INSTRUCTIONS FOR THE TASK: Scan the data for "object" and copy the lines it appears in.

┌──

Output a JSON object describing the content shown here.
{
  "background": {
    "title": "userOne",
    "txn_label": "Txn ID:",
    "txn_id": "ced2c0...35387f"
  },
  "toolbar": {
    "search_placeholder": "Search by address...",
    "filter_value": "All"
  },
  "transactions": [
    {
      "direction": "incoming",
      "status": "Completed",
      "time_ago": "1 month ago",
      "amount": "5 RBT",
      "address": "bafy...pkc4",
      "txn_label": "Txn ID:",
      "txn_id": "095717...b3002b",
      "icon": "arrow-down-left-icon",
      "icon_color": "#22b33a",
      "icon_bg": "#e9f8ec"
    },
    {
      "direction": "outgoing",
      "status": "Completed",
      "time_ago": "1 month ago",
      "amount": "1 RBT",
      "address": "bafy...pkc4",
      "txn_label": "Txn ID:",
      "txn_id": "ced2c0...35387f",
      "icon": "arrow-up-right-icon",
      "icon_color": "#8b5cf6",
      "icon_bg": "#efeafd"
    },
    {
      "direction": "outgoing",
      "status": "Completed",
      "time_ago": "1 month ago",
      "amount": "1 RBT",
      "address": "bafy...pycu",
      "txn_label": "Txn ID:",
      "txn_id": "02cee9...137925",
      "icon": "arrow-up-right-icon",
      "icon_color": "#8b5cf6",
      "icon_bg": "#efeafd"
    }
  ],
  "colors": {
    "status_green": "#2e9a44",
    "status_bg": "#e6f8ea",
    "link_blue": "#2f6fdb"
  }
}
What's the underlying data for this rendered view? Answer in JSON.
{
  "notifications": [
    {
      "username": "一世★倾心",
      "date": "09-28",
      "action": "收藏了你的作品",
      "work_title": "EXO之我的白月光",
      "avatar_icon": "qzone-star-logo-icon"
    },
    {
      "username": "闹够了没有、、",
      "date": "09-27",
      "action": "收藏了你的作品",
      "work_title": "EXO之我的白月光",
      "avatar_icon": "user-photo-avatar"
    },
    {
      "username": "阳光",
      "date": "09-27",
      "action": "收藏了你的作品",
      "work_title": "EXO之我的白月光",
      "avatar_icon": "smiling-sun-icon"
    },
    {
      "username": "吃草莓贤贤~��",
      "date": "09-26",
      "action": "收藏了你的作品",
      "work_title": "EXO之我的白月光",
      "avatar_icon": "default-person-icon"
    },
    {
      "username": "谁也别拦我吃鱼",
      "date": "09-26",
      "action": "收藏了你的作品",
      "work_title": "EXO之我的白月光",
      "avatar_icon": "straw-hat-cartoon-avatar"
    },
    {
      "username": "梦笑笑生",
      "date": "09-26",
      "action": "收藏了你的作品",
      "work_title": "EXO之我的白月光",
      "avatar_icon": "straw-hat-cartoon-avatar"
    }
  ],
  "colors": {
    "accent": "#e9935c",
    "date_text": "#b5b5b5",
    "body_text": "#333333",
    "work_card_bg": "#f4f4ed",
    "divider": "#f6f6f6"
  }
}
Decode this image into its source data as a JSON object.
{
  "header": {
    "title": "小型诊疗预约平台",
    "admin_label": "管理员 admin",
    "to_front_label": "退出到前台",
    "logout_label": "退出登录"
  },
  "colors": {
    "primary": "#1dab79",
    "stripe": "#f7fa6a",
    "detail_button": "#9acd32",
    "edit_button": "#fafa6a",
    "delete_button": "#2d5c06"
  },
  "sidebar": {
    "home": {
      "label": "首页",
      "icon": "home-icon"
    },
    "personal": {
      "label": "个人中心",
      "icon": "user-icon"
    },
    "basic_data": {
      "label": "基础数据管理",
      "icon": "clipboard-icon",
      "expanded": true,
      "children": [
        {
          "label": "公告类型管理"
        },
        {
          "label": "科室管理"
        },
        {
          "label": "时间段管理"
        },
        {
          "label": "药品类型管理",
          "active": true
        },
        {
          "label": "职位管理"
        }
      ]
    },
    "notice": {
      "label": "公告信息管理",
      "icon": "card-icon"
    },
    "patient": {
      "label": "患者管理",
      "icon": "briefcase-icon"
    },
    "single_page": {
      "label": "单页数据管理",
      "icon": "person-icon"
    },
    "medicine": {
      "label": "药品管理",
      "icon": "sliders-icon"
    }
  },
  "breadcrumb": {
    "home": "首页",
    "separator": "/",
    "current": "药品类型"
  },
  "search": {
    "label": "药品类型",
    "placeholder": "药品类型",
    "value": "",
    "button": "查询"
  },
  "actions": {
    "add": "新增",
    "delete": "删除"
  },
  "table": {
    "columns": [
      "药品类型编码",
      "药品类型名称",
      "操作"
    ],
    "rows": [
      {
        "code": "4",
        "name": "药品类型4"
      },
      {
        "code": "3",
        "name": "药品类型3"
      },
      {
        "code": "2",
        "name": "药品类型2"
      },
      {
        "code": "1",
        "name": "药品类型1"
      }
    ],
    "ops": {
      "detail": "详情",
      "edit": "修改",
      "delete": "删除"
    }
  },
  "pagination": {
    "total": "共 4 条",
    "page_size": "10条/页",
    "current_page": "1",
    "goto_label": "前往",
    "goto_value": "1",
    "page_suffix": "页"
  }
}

└──
┌──

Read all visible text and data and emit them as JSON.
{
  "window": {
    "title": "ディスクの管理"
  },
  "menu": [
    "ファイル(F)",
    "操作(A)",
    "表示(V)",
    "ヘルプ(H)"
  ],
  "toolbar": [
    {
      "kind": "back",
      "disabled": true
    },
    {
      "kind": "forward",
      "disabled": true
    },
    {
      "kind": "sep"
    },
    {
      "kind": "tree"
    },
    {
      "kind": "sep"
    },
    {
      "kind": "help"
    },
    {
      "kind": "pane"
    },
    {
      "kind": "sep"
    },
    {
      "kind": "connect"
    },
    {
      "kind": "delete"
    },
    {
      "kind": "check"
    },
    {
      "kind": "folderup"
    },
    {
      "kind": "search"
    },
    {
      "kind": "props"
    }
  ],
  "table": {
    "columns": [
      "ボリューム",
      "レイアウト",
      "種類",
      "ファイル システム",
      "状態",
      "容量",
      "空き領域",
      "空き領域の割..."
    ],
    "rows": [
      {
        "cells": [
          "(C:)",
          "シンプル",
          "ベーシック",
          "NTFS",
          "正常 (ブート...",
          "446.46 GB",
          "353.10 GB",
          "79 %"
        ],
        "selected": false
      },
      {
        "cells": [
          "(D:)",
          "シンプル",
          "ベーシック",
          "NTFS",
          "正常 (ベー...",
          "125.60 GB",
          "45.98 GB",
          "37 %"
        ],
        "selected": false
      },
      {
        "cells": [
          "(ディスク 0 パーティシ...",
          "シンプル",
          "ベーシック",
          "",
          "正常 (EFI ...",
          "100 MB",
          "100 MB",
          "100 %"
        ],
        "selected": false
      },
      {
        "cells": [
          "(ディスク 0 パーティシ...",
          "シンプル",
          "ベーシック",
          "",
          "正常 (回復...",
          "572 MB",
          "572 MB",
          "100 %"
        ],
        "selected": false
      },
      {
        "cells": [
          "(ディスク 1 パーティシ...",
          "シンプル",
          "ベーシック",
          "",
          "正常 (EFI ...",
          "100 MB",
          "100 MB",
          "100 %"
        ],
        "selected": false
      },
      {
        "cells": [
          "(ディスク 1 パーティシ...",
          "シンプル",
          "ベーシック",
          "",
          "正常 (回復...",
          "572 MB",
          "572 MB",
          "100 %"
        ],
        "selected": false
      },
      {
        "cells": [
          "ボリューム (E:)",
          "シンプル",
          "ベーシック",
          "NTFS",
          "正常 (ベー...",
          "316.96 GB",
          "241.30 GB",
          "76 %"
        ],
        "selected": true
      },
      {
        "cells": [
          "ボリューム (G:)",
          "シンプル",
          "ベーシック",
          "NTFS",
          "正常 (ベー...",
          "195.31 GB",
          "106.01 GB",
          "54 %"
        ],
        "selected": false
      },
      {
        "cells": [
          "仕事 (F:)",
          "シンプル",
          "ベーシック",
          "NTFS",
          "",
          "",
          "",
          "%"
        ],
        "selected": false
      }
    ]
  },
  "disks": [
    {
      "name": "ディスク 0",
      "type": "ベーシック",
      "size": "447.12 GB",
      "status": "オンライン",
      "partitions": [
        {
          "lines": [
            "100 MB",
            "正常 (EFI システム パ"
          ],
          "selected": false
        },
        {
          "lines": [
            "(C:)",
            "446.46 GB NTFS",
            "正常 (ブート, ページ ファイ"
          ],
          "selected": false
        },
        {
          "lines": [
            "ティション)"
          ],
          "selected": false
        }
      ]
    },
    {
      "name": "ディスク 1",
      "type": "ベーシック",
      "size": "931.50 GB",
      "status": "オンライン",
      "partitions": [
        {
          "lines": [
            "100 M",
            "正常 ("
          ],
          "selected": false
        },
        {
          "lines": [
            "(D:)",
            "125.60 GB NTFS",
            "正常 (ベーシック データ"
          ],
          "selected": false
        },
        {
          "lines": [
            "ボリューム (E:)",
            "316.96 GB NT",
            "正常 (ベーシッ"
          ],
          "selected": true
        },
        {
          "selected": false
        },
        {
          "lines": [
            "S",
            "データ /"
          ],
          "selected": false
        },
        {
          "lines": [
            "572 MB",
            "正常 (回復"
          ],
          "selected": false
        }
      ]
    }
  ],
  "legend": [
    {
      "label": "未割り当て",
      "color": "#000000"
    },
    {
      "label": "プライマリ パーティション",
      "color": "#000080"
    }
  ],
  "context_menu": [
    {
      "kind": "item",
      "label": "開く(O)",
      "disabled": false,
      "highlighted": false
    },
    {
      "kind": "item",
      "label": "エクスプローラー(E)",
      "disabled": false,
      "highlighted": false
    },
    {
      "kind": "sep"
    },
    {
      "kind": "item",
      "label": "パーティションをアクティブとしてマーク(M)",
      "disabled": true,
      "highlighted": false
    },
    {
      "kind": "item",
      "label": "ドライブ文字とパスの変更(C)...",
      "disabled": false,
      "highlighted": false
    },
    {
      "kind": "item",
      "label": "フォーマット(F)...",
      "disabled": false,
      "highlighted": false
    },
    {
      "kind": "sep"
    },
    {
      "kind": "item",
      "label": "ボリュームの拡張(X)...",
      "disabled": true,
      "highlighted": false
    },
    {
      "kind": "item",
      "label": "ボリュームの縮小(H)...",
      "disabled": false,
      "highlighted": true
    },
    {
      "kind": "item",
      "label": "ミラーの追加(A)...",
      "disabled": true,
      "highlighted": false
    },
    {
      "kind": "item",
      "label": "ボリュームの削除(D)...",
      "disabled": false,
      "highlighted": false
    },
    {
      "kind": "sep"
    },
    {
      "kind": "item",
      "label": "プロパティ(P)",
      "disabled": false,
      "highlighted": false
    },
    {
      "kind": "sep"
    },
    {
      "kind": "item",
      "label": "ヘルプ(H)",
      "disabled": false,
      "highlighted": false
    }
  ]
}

└──

SOLUTION FOR THIS PROBLEM:
Output a JSON object describing the content shown here.
Decode this image into its source data as a JSON object.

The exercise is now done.